**Written exercise**: Output the full listing below exactly, without the pictures.

**Data items**:

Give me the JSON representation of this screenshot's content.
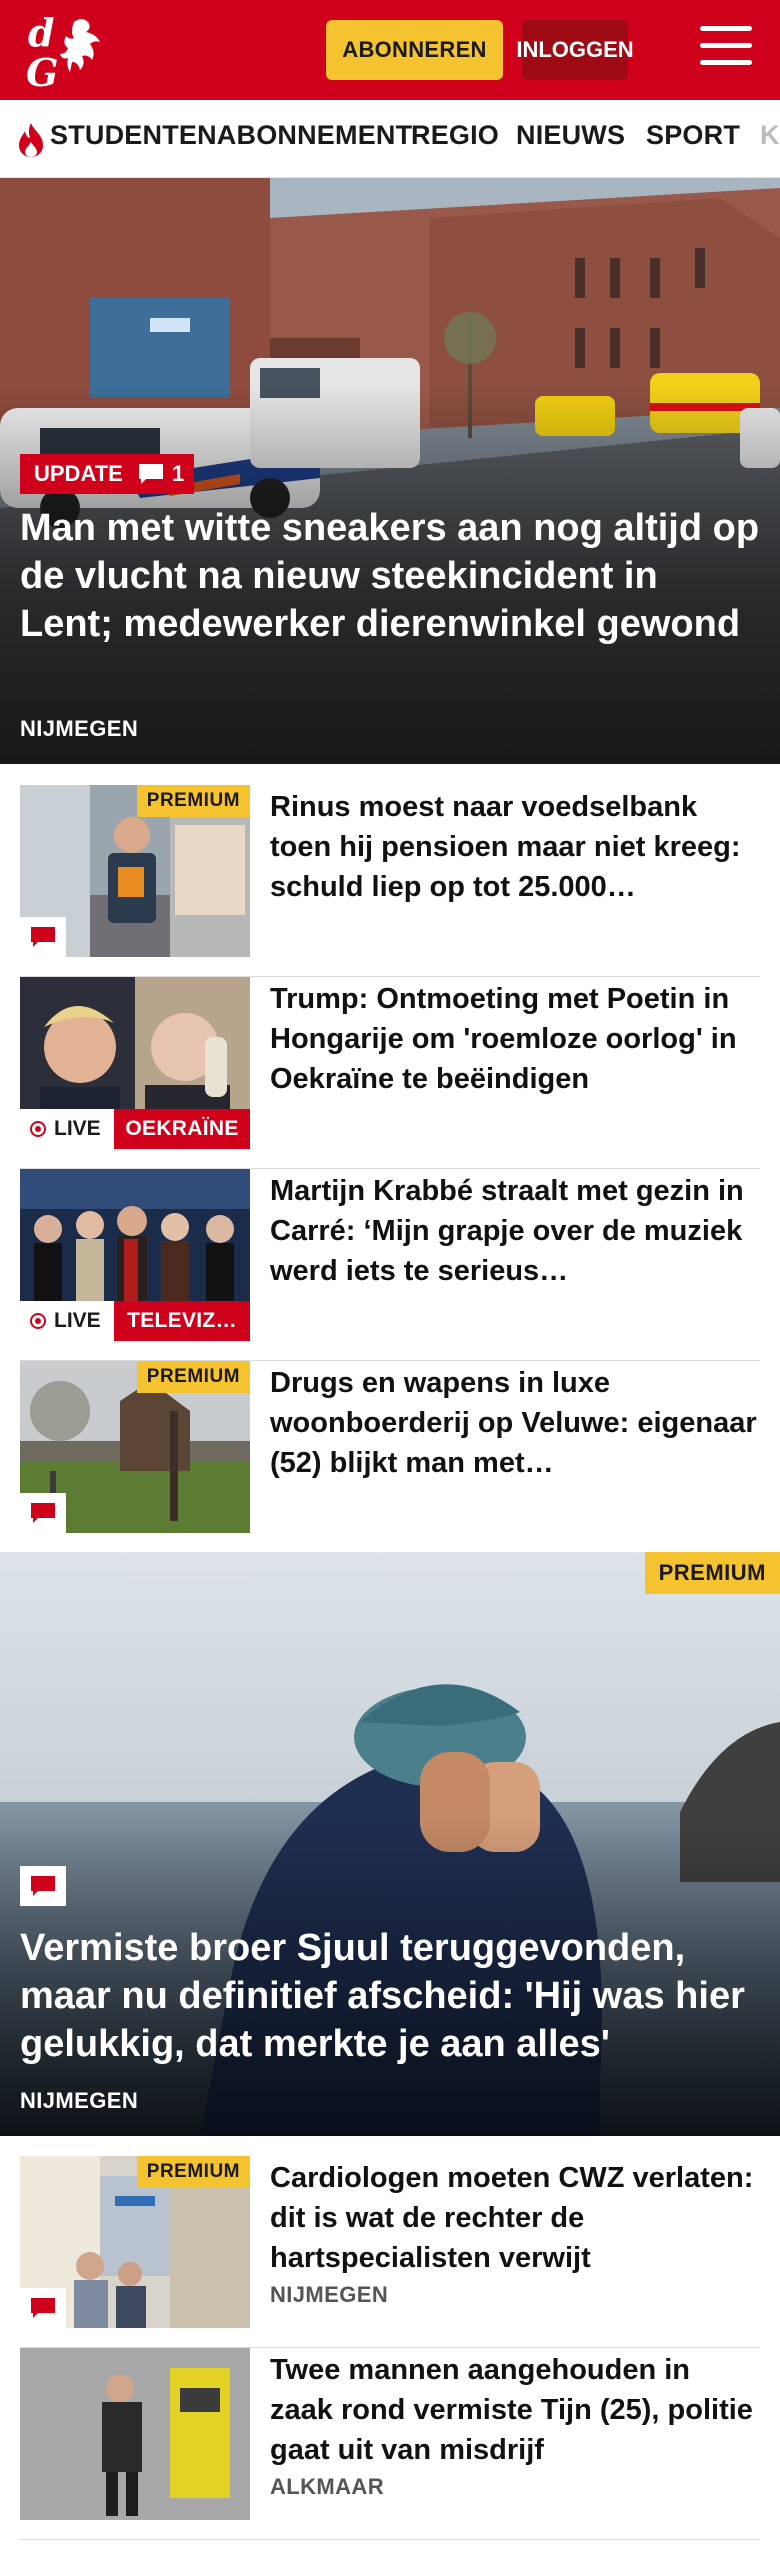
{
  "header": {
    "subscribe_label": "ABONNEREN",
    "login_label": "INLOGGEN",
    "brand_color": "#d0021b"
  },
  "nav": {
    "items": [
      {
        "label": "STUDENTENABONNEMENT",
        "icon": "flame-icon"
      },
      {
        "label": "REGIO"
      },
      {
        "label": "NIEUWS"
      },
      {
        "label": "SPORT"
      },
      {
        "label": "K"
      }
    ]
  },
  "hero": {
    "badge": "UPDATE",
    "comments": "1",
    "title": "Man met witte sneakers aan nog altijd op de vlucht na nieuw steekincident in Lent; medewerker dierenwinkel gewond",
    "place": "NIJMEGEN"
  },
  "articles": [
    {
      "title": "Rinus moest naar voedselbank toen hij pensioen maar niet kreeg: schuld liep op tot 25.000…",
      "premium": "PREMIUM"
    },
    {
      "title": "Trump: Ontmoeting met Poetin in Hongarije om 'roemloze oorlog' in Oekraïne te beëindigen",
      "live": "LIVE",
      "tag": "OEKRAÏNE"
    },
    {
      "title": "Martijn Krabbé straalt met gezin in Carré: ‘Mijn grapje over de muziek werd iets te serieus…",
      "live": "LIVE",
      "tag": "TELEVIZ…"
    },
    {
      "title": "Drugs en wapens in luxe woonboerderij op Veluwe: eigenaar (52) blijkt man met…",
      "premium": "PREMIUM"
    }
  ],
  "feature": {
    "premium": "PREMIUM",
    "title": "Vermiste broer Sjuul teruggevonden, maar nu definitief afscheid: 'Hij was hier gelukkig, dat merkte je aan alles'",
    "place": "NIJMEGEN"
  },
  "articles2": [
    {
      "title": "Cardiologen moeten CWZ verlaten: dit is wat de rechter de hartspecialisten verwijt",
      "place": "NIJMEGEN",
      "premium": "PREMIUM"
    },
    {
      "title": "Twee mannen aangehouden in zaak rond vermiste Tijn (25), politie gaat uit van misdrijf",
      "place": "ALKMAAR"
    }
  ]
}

**Answer to this exercise**:
Give me the JSON representation of this screenshot's content.
{
  "header": {
    "subscribe_label": "ABONNEREN",
    "login_label": "INLOGGEN",
    "brand_color": "#d0021b"
  },
  "nav": {
    "items": [
      {
        "label": "STUDENTENABONNEMENT",
        "icon": "flame-icon"
      },
      {
        "label": "REGIO"
      },
      {
        "label": "NIEUWS"
      },
      {
        "label": "SPORT"
      },
      {
        "label": "K"
      }
    ]
  },
  "hero": {
    "badge": "UPDATE",
    "comments": "1",
    "title": "Man met witte sneakers aan nog altijd op de vlucht na nieuw steekincident in Lent; medewerker dierenwinkel gewond",
    "place": "NIJMEGEN"
  },
  "articles": [
    {
      "title": "Rinus moest naar voedselbank toen hij pensioen maar niet kreeg: schuld liep op tot 25.000…",
      "premium": "PREMIUM"
    },
    {
      "title": "Trump: Ontmoeting met Poetin in Hongarije om 'roemloze oorlog' in Oekraïne te beëindigen",
      "live": "LIVE",
      "tag": "OEKRAÏNE"
    },
    {
      "title": "Martijn Krabbé straalt met gezin in Carré: ‘Mijn grapje over de muziek werd iets te serieus…",
      "live": "LIVE",
      "tag": "TELEVIZ…"
    },
    {
      "title": "Drugs en wapens in luxe woonboerderij op Veluwe: eigenaar (52) blijkt man met…",
      "premium": "PREMIUM"
    }
  ],
  "feature": {
    "premium": "PREMIUM",
    "title": "Vermiste broer Sjuul teruggevonden, maar nu definitief afscheid: 'Hij was hier gelukkig, dat merkte je aan alles'",
    "place": "NIJMEGEN"
  },
  "articles2": [
    {
      "title": "Cardiologen moeten CWZ verlaten: dit is wat de rechter de hartspecialisten verwijt",
      "place": "NIJMEGEN",
      "premium": "PREMIUM"
    },
    {
      "title": "Twee mannen aangehouden in zaak rond vermiste Tijn (25), politie gaat uit van misdrijf",
      "place": "ALKMAAR"
    }
  ]
}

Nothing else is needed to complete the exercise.